— Data to process —
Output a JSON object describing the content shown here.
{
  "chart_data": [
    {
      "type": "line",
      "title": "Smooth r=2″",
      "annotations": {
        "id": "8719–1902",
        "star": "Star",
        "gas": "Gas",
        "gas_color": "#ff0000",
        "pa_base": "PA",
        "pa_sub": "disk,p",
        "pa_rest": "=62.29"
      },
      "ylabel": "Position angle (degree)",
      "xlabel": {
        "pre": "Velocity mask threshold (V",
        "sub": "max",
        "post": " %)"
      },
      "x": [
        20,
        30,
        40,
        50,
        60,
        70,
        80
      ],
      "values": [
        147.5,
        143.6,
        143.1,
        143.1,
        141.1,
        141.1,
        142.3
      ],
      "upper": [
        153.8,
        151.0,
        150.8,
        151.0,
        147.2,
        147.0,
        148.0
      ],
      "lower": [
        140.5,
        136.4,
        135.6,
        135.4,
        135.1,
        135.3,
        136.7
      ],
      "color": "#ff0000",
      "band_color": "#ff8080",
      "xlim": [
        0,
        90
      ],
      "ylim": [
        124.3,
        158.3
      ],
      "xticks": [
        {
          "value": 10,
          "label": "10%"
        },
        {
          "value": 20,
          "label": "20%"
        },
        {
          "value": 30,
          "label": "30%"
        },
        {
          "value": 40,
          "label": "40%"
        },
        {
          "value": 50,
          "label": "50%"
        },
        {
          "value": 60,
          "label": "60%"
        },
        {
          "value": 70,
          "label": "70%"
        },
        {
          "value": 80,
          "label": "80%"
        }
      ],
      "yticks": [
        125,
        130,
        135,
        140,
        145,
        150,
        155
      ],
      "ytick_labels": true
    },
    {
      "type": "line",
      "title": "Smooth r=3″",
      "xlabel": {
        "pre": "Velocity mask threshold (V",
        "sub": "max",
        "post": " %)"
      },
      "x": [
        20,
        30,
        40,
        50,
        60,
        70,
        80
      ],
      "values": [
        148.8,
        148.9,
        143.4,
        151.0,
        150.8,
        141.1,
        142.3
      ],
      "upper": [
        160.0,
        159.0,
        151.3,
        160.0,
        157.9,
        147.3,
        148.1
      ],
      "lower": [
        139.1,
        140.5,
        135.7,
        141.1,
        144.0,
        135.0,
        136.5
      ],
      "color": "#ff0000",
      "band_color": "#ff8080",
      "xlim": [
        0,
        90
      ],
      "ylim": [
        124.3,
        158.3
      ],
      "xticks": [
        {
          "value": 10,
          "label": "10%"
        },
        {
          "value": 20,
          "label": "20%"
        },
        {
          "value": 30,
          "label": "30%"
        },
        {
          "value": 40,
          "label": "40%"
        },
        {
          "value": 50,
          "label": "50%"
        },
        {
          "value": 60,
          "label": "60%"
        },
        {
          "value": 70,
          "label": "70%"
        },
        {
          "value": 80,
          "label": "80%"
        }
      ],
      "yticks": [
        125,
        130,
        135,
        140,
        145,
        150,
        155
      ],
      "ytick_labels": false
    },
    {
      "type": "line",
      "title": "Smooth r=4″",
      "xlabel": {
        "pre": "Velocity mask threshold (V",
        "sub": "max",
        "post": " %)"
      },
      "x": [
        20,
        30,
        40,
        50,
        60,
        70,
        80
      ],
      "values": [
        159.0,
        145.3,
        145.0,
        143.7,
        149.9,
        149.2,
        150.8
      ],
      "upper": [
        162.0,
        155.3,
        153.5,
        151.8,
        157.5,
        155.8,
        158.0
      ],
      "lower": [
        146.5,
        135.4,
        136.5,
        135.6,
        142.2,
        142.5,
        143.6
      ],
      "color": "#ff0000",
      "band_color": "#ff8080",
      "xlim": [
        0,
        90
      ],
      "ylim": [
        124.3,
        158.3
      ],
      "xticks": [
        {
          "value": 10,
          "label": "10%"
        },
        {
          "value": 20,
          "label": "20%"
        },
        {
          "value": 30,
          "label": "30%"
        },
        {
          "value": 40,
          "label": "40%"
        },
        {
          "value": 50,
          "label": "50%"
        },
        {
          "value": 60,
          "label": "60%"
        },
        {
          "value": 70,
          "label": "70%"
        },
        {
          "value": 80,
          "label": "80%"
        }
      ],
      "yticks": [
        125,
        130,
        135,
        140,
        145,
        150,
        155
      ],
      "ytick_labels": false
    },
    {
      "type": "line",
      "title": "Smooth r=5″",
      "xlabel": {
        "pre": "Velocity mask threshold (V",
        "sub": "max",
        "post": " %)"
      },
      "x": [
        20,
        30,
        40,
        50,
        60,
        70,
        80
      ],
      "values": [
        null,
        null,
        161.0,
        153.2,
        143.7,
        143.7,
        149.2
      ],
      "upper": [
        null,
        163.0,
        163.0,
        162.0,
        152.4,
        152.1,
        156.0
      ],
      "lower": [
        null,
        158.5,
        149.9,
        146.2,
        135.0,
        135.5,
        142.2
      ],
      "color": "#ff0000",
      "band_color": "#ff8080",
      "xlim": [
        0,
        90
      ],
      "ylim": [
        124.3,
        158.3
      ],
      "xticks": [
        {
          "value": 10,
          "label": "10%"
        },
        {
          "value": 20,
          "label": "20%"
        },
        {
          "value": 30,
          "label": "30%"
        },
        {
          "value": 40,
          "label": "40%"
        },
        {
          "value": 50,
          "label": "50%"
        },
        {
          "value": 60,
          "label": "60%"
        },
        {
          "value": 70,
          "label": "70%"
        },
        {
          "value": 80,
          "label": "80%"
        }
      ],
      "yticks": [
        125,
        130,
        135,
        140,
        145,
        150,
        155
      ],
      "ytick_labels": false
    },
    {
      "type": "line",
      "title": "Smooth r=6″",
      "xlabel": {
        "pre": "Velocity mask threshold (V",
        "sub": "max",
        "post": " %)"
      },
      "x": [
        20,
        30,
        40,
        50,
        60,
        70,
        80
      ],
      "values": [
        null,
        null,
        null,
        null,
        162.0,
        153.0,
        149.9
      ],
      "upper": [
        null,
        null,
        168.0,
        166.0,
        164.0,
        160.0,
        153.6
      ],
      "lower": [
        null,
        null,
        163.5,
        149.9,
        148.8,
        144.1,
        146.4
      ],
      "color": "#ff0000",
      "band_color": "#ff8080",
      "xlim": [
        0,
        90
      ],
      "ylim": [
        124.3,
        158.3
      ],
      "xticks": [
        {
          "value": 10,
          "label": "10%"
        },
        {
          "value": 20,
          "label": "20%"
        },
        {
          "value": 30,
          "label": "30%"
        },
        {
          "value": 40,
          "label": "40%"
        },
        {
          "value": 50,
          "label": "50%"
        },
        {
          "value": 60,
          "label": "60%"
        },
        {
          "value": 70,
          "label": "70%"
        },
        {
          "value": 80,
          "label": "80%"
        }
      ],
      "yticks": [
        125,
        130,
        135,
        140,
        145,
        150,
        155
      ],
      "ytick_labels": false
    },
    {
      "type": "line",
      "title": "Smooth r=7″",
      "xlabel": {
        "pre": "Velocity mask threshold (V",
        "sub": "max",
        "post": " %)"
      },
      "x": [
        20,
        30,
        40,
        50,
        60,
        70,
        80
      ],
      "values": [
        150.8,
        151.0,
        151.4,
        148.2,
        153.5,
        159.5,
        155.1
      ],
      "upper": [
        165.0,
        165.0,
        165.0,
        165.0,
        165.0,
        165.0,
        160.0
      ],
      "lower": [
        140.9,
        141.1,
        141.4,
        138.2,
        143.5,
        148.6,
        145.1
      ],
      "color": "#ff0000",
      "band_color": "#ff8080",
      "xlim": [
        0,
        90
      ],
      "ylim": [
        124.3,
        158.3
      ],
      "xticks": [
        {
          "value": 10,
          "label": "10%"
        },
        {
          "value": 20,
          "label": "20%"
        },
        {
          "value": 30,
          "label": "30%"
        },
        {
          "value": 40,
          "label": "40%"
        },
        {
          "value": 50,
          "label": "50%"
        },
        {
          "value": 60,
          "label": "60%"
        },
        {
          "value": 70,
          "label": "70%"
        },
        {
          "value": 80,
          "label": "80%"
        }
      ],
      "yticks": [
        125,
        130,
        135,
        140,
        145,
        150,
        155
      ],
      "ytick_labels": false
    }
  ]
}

— Set task —
Identify each line in the records above that contains the word "Smooth", and copy it out in full.

— Exercise output —
      "title": "Smooth r=2″",
      "title": "Smooth r=3″",
      "title": "Smooth r=4″",
      "title": "Smooth r=5″",
      "title": "Smooth r=6″",
      "title": "Smooth r=7″",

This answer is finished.